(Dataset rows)
┌────────

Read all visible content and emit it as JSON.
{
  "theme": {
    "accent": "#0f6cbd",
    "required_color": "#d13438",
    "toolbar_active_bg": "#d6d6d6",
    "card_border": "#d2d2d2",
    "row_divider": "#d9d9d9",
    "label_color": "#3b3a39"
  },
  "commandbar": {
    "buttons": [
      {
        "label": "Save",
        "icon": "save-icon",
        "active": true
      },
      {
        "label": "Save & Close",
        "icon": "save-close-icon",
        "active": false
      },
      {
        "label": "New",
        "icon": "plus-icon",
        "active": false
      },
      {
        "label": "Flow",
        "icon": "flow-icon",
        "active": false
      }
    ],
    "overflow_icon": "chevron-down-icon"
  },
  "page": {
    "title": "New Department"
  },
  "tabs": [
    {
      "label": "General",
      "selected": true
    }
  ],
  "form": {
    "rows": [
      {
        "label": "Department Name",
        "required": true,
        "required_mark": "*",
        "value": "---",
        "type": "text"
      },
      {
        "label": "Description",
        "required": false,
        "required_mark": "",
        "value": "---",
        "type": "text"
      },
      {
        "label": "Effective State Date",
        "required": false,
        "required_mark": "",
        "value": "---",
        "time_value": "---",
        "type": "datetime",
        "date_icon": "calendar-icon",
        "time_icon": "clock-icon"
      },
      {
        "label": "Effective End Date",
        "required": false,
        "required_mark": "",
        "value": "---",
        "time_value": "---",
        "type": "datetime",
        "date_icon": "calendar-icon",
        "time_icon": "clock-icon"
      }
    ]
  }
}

└────────

• **Stated goal**
Reproduce every line of the data verbatim.

• **Written solution**
Read all visible content and emit it as JSON.
{
  "theme": {
    "accent": "#0f6cbd",
    "required_color": "#d13438",
    "toolbar_active_bg": "#d6d6d6",
    "card_border": "#d2d2d2",
    "row_divider": "#d9d9d9",
    "label_color": "#3b3a39"
  },
  "commandbar": {
    "buttons": [
      {
        "label": "Save",
        "icon": "save-icon",
        "active": true
      },
      {
        "label": "Save & Close",
        "icon": "save-close-icon",
        "active": false
      },
      {
        "label": "New",
        "icon": "plus-icon",
        "active": false
      },
      {
        "label": "Flow",
        "icon": "flow-icon",
        "active": false
      }
    ],
    "overflow_icon": "chevron-down-icon"
  },
  "page": {
    "title": "New Department"
  },
  "tabs": [
    {
      "label": "General",
      "selected": true
    }
  ],
  "form": {
    "rows": [
      {
        "label": "Department Name",
        "required": true,
        "required_mark": "*",
        "value": "---",
        "type": "text"
      },
      {
        "label": "Description",
        "required": false,
        "required_mark": "",
        "value": "---",
        "type": "text"
      },
      {
        "label": "Effective State Date",
        "required": false,
        "required_mark": "",
        "value": "---",
        "time_value": "---",
        "type": "datetime",
        "date_icon": "calendar-icon",
        "time_icon": "clock-icon"
      },
      {
        "label": "Effective End Date",
        "required": false,
        "required_mark": "",
        "value": "---",
        "time_value": "---",
        "type": "datetime",
        "date_icon": "calendar-icon",
        "time_icon": "clock-icon"
      }
    ]
  }
}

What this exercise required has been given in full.